## WHAT THE EXERCISE ASKS
Set down the full listing exactly, character for character.

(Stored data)
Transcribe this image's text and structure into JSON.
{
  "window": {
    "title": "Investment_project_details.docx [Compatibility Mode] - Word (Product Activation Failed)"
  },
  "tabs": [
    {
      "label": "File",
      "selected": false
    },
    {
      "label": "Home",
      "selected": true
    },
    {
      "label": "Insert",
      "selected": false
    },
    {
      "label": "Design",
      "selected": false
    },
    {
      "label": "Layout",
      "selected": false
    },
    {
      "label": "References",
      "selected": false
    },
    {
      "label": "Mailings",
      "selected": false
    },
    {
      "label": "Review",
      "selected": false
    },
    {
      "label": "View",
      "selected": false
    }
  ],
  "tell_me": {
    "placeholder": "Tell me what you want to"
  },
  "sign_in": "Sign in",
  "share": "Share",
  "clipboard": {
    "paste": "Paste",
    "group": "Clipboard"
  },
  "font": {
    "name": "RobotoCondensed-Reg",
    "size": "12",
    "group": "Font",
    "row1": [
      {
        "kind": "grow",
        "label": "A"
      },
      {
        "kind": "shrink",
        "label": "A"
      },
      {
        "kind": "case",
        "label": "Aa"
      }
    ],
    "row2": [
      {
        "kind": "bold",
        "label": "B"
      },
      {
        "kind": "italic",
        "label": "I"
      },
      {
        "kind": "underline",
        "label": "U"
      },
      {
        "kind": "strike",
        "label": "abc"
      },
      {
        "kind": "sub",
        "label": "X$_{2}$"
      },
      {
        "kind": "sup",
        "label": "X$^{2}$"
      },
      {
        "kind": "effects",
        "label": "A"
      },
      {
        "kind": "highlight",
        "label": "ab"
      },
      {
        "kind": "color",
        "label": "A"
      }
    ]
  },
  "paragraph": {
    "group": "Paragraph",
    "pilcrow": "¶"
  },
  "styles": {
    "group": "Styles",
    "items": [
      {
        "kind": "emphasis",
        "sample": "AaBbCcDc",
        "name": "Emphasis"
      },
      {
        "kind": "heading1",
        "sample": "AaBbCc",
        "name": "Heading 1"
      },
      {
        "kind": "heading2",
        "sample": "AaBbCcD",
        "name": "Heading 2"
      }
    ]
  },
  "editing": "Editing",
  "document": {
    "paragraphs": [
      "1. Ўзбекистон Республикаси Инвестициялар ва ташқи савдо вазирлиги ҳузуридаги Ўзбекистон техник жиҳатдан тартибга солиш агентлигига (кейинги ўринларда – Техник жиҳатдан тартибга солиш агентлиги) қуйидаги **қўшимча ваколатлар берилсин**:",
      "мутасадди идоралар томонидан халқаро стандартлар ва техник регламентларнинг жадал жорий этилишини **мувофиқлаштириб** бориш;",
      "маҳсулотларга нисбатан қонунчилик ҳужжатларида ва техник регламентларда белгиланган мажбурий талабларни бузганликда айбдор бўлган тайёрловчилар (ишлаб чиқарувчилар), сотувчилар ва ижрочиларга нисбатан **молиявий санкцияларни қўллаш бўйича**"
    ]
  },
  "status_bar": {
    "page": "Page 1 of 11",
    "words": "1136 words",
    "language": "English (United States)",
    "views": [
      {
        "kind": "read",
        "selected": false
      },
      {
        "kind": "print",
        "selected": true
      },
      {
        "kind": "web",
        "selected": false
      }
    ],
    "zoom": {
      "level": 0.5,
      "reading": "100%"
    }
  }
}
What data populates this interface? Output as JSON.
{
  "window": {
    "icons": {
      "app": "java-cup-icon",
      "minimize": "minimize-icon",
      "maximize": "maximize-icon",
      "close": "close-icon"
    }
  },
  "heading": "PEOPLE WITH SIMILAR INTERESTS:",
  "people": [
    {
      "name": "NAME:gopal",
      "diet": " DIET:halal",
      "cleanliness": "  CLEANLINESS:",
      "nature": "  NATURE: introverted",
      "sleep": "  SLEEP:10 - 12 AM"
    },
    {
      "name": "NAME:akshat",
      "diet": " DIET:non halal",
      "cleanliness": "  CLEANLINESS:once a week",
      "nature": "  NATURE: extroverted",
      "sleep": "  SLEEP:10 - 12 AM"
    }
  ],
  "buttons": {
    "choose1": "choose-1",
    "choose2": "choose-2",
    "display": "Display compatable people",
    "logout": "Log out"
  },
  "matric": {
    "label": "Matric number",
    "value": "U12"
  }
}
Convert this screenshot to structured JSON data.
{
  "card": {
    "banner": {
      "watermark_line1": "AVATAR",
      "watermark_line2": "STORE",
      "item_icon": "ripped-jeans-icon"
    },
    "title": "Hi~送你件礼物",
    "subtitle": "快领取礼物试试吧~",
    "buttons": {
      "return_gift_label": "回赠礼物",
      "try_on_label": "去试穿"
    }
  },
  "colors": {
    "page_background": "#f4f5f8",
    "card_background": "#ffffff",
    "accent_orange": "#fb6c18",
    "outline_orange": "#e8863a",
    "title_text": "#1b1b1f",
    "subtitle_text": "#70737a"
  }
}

## FULL SOLUTION
Transcribe this image's text and structure into JSON.
{
  "window": {
    "title": "Investment_project_details.docx [Compatibility Mode] - Word (Product Activation Failed)"
  },
  "tabs": [
    {
      "label": "File",
      "selected": false
    },
    {
      "label": "Home",
      "selected": true
    },
    {
      "label": "Insert",
      "selected": false
    },
    {
      "label": "Design",
      "selected": false
    },
    {
      "label": "Layout",
      "selected": false
    },
    {
      "label": "References",
      "selected": false
    },
    {
      "label": "Mailings",
      "selected": false
    },
    {
      "label": "Review",
      "selected": false
    },
    {
      "label": "View",
      "selected": false
    }
  ],
  "tell_me": {
    "placeholder": "Tell me what you want to"
  },
  "sign_in": "Sign in",
  "share": "Share",
  "clipboard": {
    "paste": "Paste",
    "group": "Clipboard"
  },
  "font": {
    "name": "RobotoCondensed-Reg",
    "size": "12",
    "group": "Font",
    "row1": [
      {
        "kind": "grow",
        "label": "A"
      },
      {
        "kind": "shrink",
        "label": "A"
      },
      {
        "kind": "case",
        "label": "Aa"
      }
    ],
    "row2": [
      {
        "kind": "bold",
        "label": "B"
      },
      {
        "kind": "italic",
        "label": "I"
      },
      {
        "kind": "underline",
        "label": "U"
      },
      {
        "kind": "strike",
        "label": "abc"
      },
      {
        "kind": "sub",
        "label": "X$_{2}$"
      },
      {
        "kind": "sup",
        "label": "X$^{2}$"
      },
      {
        "kind": "effects",
        "label": "A"
      },
      {
        "kind": "highlight",
        "label": "ab"
      },
      {
        "kind": "color",
        "label": "A"
      }
    ]
  },
  "paragraph": {
    "group": "Paragraph",
    "pilcrow": "¶"
  },
  "styles": {
    "group": "Styles",
    "items": [
      {
        "kind": "emphasis",
        "sample": "AaBbCcDc",
        "name": "Emphasis"
      },
      {
        "kind": "heading1",
        "sample": "AaBbCc",
        "name": "Heading 1"
      },
      {
        "kind": "heading2",
        "sample": "AaBbCcD",
        "name": "Heading 2"
      }
    ]
  },
  "editing": "Editing",
  "document": {
    "paragraphs": [
      "1. Ўзбекистон Республикаси Инвестициялар ва ташқи савдо вазирлиги ҳузуридаги Ўзбекистон техник жиҳатдан тартибга солиш агентлигига (кейинги ўринларда – Техник жиҳатдан тартибга солиш агентлиги) қуйидаги **қўшимча ваколатлар берилсин**:",
      "мутасадди идоралар томонидан халқаро стандартлар ва техник регламентларнинг жадал жорий этилишини **мувофиқлаштириб** бориш;",
      "маҳсулотларга нисбатан қонунчилик ҳужжатларида ва техник регламентларда белгиланган мажбурий талабларни бузганликда айбдор бўлган тайёрловчилар (ишлаб чиқарувчилар), сотувчилар ва ижрочиларга нисбатан **молиявий санкцияларни қўллаш бўйича**"
    ]
  },
  "status_bar": {
    "page": "Page 1 of 11",
    "words": "1136 words",
    "language": "English (United States)",
    "views": [
      {
        "kind": "read",
        "selected": false
      },
      {
        "kind": "print",
        "selected": true
      },
      {
        "kind": "web",
        "selected": false
      }
    ],
    "zoom": {
      "level": 0.5,
      "reading": "100%"
    }
  }
}
What data populates this interface? Output as JSON.
{
  "window": {
    "icons": {
      "app": "java-cup-icon",
      "minimize": "minimize-icon",
      "maximize": "maximize-icon",
      "close": "close-icon"
    }
  },
  "heading": "PEOPLE WITH SIMILAR INTERESTS:",
  "people": [
    {
      "name": "NAME:gopal",
      "diet": " DIET:halal",
      "cleanliness": "  CLEANLINESS:",
      "nature": "  NATURE: introverted",
      "sleep": "  SLEEP:10 - 12 AM"
    },
    {
      "name": "NAME:akshat",
      "diet": " DIET:non halal",
      "cleanliness": "  CLEANLINESS:once a week",
      "nature": "  NATURE: extroverted",
      "sleep": "  SLEEP:10 - 12 AM"
    }
  ],
  "buttons": {
    "choose1": "choose-1",
    "choose2": "choose-2",
    "display": "Display compatable people",
    "logout": "Log out"
  },
  "matric": {
    "label": "Matric number",
    "value": "U12"
  }
}
Convert this screenshot to structured JSON data.
{
  "card": {
    "banner": {
      "watermark_line1": "AVATAR",
      "watermark_line2": "STORE",
      "item_icon": "ripped-jeans-icon"
    },
    "title": "Hi~送你件礼物",
    "subtitle": "快领取礼物试试吧~",
    "buttons": {
      "return_gift_label": "回赠礼物",
      "try_on_label": "去试穿"
    }
  },
  "colors": {
    "page_background": "#f4f5f8",
    "card_background": "#ffffff",
    "accent_orange": "#fb6c18",
    "outline_orange": "#e8863a",
    "title_text": "#1b1b1f",
    "subtitle_text": "#70737a"
  }
}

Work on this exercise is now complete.